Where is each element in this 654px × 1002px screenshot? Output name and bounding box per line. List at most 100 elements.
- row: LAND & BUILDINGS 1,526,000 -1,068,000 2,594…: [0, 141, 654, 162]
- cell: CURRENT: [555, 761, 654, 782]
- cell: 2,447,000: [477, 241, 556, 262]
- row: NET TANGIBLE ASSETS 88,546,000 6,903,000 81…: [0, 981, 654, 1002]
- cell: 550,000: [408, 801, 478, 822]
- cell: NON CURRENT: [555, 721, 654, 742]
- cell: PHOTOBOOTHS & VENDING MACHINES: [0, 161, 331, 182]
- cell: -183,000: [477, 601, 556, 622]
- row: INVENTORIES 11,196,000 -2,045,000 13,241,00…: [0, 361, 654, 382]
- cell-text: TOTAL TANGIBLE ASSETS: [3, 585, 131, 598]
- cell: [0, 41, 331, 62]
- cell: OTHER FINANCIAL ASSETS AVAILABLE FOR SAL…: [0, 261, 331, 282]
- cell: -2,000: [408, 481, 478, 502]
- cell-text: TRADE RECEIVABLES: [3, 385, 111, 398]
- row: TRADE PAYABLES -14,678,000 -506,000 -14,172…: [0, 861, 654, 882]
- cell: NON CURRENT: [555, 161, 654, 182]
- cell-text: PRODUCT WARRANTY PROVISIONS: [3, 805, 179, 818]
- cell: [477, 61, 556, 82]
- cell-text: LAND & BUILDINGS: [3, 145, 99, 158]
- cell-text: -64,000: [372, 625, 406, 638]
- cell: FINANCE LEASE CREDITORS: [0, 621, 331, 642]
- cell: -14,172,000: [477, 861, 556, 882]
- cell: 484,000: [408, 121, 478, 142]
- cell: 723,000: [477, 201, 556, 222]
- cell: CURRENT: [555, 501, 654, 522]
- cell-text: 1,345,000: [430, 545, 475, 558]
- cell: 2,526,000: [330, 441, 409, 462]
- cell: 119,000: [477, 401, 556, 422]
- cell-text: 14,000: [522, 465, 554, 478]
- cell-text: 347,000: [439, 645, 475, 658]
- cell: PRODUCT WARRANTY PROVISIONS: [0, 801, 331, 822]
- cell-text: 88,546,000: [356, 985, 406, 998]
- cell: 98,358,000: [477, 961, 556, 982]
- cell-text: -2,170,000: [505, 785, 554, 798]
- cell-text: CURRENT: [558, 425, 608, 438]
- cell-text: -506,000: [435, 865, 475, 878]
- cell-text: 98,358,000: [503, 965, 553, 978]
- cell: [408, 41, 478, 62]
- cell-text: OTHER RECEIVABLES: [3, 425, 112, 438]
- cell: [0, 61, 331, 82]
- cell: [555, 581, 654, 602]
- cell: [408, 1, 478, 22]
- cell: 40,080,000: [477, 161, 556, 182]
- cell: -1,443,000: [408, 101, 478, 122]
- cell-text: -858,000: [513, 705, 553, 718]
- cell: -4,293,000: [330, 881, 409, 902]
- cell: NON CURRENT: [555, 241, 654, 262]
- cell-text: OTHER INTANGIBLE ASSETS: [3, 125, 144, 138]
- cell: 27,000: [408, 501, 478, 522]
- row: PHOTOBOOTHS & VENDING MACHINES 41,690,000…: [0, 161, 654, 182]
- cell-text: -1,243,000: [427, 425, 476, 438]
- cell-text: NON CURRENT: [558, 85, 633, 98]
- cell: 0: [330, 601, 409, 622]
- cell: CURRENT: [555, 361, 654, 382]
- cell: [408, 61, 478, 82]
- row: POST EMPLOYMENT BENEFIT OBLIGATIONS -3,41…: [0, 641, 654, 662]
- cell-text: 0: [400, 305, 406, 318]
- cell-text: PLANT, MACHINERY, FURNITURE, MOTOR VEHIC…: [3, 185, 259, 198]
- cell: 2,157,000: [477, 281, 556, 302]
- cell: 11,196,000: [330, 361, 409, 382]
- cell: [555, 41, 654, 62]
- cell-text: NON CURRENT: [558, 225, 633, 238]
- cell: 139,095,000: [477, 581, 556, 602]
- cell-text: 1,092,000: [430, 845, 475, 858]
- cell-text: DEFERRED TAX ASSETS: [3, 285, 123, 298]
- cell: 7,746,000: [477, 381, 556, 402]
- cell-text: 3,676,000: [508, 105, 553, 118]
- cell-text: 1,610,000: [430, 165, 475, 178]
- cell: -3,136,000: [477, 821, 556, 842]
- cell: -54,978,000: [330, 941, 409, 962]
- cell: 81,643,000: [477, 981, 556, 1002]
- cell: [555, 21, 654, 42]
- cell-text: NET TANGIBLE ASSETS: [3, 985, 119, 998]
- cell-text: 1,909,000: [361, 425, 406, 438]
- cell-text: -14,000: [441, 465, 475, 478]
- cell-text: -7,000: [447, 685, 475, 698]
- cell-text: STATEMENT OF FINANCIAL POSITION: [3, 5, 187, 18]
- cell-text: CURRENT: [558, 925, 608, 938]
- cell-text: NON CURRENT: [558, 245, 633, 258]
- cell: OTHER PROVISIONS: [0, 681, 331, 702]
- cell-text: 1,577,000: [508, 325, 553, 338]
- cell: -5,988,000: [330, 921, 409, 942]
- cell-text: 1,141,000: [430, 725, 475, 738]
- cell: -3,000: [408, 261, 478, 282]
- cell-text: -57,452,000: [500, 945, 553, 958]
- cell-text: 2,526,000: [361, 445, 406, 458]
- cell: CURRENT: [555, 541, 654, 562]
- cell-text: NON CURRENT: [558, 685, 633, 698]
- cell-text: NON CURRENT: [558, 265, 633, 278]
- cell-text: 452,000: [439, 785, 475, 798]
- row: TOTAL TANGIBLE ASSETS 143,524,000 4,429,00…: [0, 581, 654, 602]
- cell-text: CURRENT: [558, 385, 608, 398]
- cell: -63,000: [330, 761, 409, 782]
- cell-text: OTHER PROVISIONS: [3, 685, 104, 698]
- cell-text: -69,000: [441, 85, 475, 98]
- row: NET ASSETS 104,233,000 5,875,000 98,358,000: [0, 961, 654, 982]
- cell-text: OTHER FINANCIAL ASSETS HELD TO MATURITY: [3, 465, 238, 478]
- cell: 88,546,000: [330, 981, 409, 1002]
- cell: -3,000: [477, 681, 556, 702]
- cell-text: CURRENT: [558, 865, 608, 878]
------------------------------------------------------------------------
Tuliskan kembali tanpa perubahan baris-baris catatan di atas, mulai dari awal catatan hingga baris yang memuat "- cell: [477, 61, 556, 82]". Kedua batas itu ikut disertakan.

Where is each element in this 654px × 1002px screenshot? Output name and bounding box per line. List at most 100 elements.
- row: LAND & BUILDINGS 1,526,000 -1,068,000 2,594…: [0, 141, 654, 162]
- cell: CURRENT: [555, 761, 654, 782]
- cell: 2,447,000: [477, 241, 556, 262]
- row: NET TANGIBLE ASSETS 88,546,000 6,903,000 81…: [0, 981, 654, 1002]
- cell: 550,000: [408, 801, 478, 822]
- cell: NON CURRENT: [555, 721, 654, 742]
- cell: PHOTOBOOTHS & VENDING MACHINES: [0, 161, 331, 182]
- cell: -183,000: [477, 601, 556, 622]
- row: INVENTORIES 11,196,000 -2,045,000 13,241,00…: [0, 361, 654, 382]
- cell-text: TOTAL TANGIBLE ASSETS: [3, 585, 131, 598]
- cell: [0, 41, 331, 62]
- cell: OTHER FINANCIAL ASSETS AVAILABLE FOR SAL…: [0, 261, 331, 282]
- cell: -2,000: [408, 481, 478, 502]
- cell-text: TRADE RECEIVABLES: [3, 385, 111, 398]
- row: TRADE PAYABLES -14,678,000 -506,000 -14,172…: [0, 861, 654, 882]
- cell: NON CURRENT: [555, 161, 654, 182]
- cell-text: PRODUCT WARRANTY PROVISIONS: [3, 805, 179, 818]
- cell: [477, 61, 556, 82]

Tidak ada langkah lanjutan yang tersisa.